begin Given entries

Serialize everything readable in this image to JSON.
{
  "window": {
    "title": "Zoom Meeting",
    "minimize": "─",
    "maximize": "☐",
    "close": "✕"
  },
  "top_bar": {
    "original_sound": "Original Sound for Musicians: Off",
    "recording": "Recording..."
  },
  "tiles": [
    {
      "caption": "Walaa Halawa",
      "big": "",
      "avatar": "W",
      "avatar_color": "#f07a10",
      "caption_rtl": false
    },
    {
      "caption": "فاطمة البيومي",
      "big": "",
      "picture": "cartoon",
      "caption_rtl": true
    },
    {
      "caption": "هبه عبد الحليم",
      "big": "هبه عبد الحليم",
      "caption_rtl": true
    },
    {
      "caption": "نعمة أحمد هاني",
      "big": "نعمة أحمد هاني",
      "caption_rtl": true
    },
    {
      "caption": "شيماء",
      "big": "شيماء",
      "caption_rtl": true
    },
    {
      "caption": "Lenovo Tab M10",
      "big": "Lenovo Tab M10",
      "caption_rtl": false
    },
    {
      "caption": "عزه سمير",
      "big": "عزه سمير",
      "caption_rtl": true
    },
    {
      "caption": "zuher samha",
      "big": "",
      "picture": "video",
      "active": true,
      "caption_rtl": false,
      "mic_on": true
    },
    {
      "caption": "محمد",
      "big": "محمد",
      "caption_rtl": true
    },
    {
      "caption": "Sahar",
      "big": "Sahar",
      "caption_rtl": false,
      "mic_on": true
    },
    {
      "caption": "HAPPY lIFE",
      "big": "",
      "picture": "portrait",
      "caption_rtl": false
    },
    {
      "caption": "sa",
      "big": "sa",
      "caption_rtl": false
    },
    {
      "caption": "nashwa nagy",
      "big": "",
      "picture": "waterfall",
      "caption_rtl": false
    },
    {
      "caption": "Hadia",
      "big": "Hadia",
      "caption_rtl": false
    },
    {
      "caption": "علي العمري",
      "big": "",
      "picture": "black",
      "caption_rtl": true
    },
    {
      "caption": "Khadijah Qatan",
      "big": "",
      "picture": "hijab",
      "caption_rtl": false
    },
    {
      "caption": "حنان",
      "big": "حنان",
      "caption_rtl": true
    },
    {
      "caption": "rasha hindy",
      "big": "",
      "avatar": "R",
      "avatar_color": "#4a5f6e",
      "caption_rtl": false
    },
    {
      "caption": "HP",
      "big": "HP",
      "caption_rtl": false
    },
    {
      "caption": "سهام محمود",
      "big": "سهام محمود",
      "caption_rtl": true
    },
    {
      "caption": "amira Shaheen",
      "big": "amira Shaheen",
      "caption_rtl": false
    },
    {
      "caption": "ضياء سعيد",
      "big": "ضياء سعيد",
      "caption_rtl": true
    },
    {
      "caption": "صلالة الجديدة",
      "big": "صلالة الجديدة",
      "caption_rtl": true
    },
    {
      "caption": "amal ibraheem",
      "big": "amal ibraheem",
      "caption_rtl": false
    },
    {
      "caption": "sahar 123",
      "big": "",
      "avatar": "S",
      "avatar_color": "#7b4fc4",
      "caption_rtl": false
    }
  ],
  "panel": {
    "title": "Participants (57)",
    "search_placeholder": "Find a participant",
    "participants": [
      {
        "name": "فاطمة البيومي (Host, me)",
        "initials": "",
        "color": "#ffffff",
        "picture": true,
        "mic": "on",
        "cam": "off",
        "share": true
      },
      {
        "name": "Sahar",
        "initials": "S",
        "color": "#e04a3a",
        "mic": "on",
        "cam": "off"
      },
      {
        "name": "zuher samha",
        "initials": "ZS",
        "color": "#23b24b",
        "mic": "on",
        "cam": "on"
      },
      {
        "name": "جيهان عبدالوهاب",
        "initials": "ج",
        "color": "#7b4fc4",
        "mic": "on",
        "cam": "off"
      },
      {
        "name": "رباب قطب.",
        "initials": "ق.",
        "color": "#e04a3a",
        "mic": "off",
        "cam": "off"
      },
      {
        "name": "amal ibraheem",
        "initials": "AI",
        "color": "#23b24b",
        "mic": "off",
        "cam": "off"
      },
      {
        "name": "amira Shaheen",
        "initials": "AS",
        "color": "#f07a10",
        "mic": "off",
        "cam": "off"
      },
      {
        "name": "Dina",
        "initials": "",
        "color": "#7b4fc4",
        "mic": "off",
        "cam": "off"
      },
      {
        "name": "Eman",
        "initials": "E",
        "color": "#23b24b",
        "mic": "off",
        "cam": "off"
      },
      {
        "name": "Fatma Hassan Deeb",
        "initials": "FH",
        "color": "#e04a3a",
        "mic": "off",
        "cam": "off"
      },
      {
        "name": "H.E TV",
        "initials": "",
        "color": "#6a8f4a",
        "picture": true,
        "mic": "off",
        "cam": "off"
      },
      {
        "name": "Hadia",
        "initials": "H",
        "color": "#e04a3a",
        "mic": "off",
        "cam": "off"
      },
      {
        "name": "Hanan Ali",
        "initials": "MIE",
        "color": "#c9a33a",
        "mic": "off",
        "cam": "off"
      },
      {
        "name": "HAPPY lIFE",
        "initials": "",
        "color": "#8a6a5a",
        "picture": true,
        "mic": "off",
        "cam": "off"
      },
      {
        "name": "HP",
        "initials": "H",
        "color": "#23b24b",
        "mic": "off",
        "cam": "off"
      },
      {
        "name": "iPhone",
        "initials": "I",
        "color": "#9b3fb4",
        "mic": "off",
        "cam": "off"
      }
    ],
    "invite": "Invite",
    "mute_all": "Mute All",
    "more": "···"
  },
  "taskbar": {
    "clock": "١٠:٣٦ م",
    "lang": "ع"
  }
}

end Given entries

- _Work to be completed_
Provide all the records again, word for word.

- _Exercise response_
Serialize everything readable in this image to JSON.
{
  "window": {
    "title": "Zoom Meeting",
    "minimize": "─",
    "maximize": "☐",
    "close": "✕"
  },
  "top_bar": {
    "original_sound": "Original Sound for Musicians: Off",
    "recording": "Recording..."
  },
  "tiles": [
    {
      "caption": "Walaa Halawa",
      "big": "",
      "avatar": "W",
      "avatar_color": "#f07a10",
      "caption_rtl": false
    },
    {
      "caption": "فاطمة البيومي",
      "big": "",
      "picture": "cartoon",
      "caption_rtl": true
    },
    {
      "caption": "هبه عبد الحليم",
      "big": "هبه عبد الحليم",
      "caption_rtl": true
    },
    {
      "caption": "نعمة أحمد هاني",
      "big": "نعمة أحمد هاني",
      "caption_rtl": true
    },
    {
      "caption": "شيماء",
      "big": "شيماء",
      "caption_rtl": true
    },
    {
      "caption": "Lenovo Tab M10",
      "big": "Lenovo Tab M10",
      "caption_rtl": false
    },
    {
      "caption": "عزه سمير",
      "big": "عزه سمير",
      "caption_rtl": true
    },
    {
      "caption": "zuher samha",
      "big": "",
      "picture": "video",
      "active": true,
      "caption_rtl": false,
      "mic_on": true
    },
    {
      "caption": "محمد",
      "big": "محمد",
      "caption_rtl": true
    },
    {
      "caption": "Sahar",
      "big": "Sahar",
      "caption_rtl": false,
      "mic_on": true
    },
    {
      "caption": "HAPPY lIFE",
      "big": "",
      "picture": "portrait",
      "caption_rtl": false
    },
    {
      "caption": "sa",
      "big": "sa",
      "caption_rtl": false
    },
    {
      "caption": "nashwa nagy",
      "big": "",
      "picture": "waterfall",
      "caption_rtl": false
    },
    {
      "caption": "Hadia",
      "big": "Hadia",
      "caption_rtl": false
    },
    {
      "caption": "علي العمري",
      "big": "",
      "picture": "black",
      "caption_rtl": true
    },
    {
      "caption": "Khadijah Qatan",
      "big": "",
      "picture": "hijab",
      "caption_rtl": false
    },
    {
      "caption": "حنان",
      "big": "حنان",
      "caption_rtl": true
    },
    {
      "caption": "rasha hindy",
      "big": "",
      "avatar": "R",
      "avatar_color": "#4a5f6e",
      "caption_rtl": false
    },
    {
      "caption": "HP",
      "big": "HP",
      "caption_rtl": false
    },
    {
      "caption": "سهام محمود",
      "big": "سهام محمود",
      "caption_rtl": true
    },
    {
      "caption": "amira Shaheen",
      "big": "amira Shaheen",
      "caption_rtl": false
    },
    {
      "caption": "ضياء سعيد",
      "big": "ضياء سعيد",
      "caption_rtl": true
    },
    {
      "caption": "صلالة الجديدة",
      "big": "صلالة الجديدة",
      "caption_rtl": true
    },
    {
      "caption": "amal ibraheem",
      "big": "amal ibraheem",
      "caption_rtl": false
    },
    {
      "caption": "sahar 123",
      "big": "",
      "avatar": "S",
      "avatar_color": "#7b4fc4",
      "caption_rtl": false
    }
  ],
  "panel": {
    "title": "Participants (57)",
    "search_placeholder": "Find a participant",
    "participants": [
      {
        "name": "فاطمة البيومي (Host, me)",
        "initials": "",
        "color": "#ffffff",
        "picture": true,
        "mic": "on",
        "cam": "off",
        "share": true
      },
      {
        "name": "Sahar",
        "initials": "S",
        "color": "#e04a3a",
        "mic": "on",
        "cam": "off"
      },
      {
        "name": "zuher samha",
        "initials": "ZS",
        "color": "#23b24b",
        "mic": "on",
        "cam": "on"
      },
      {
        "name": "جيهان عبدالوهاب",
        "initials": "ج",
        "color": "#7b4fc4",
        "mic": "on",
        "cam": "off"
      },
      {
        "name": "رباب قطب.",
        "initials": "ق.",
        "color": "#e04a3a",
        "mic": "off",
        "cam": "off"
      },
      {
        "name": "amal ibraheem",
        "initials": "AI",
        "color": "#23b24b",
        "mic": "off",
        "cam": "off"
      },
      {
        "name": "amira Shaheen",
        "initials": "AS",
        "color": "#f07a10",
        "mic": "off",
        "cam": "off"
      },
      {
        "name": "Dina",
        "initials": "",
        "color": "#7b4fc4",
        "mic": "off",
        "cam": "off"
      },
      {
        "name": "Eman",
        "initials": "E",
        "color": "#23b24b",
        "mic": "off",
        "cam": "off"
      },
      {
        "name": "Fatma Hassan Deeb",
        "initials": "FH",
        "color": "#e04a3a",
        "mic": "off",
        "cam": "off"
      },
      {
        "name": "H.E TV",
        "initials": "",
        "color": "#6a8f4a",
        "picture": true,
        "mic": "off",
        "cam": "off"
      },
      {
        "name": "Hadia",
        "initials": "H",
        "color": "#e04a3a",
        "mic": "off",
        "cam": "off"
      },
      {
        "name": "Hanan Ali",
        "initials": "MIE",
        "color": "#c9a33a",
        "mic": "off",
        "cam": "off"
      },
      {
        "name": "HAPPY lIFE",
        "initials": "",
        "color": "#8a6a5a",
        "picture": true,
        "mic": "off",
        "cam": "off"
      },
      {
        "name": "HP",
        "initials": "H",
        "color": "#23b24b",
        "mic": "off",
        "cam": "off"
      },
      {
        "name": "iPhone",
        "initials": "I",
        "color": "#9b3fb4",
        "mic": "off",
        "cam": "off"
      }
    ],
    "invite": "Invite",
    "mute_all": "Mute All",
    "more": "···"
  },
  "taskbar": {
    "clock": "١٠:٣٦ م",
    "lang": "ع"
  }
}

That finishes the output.